Dataset listings of figures
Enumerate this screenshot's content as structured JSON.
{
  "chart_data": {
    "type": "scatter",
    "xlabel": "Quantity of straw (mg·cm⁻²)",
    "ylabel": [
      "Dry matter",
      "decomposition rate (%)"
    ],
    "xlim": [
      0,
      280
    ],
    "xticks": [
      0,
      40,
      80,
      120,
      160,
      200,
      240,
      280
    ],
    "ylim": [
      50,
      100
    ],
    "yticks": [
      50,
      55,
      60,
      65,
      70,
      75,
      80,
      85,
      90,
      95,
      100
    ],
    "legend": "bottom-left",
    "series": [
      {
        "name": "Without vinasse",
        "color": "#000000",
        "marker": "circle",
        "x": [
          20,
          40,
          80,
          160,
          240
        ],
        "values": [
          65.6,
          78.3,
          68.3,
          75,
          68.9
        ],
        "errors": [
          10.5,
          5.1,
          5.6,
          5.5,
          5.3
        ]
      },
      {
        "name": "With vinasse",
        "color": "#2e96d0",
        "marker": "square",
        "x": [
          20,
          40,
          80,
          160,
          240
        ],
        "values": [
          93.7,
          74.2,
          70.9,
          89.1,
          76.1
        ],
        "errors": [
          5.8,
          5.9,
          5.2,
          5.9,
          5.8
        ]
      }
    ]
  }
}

- [Stated task]: Your task is to repeat the data exactly, with nothing left out.

- [The result]:
Enumerate this screenshot's content as structured JSON.
{
  "chart_data": {
    "type": "scatter",
    "xlabel": "Quantity of straw (mg·cm⁻²)",
    "ylabel": [
      "Dry matter",
      "decomposition rate (%)"
    ],
    "xlim": [
      0,
      280
    ],
    "xticks": [
      0,
      40,
      80,
      120,
      160,
      200,
      240,
      280
    ],
    "ylim": [
      50,
      100
    ],
    "yticks": [
      50,
      55,
      60,
      65,
      70,
      75,
      80,
      85,
      90,
      95,
      100
    ],
    "legend": "bottom-left",
    "series": [
      {
        "name": "Without vinasse",
        "color": "#000000",
        "marker": "circle",
        "x": [
          20,
          40,
          80,
          160,
          240
        ],
        "values": [
          65.6,
          78.3,
          68.3,
          75,
          68.9
        ],
        "errors": [
          10.5,
          5.1,
          5.6,
          5.5,
          5.3
        ]
      },
      {
        "name": "With vinasse",
        "color": "#2e96d0",
        "marker": "square",
        "x": [
          20,
          40,
          80,
          160,
          240
        ],
        "values": [
          93.7,
          74.2,
          70.9,
          89.1,
          76.1
        ],
        "errors": [
          5.8,
          5.9,
          5.2,
          5.9,
          5.8
        ]
      }
    ]
  }
}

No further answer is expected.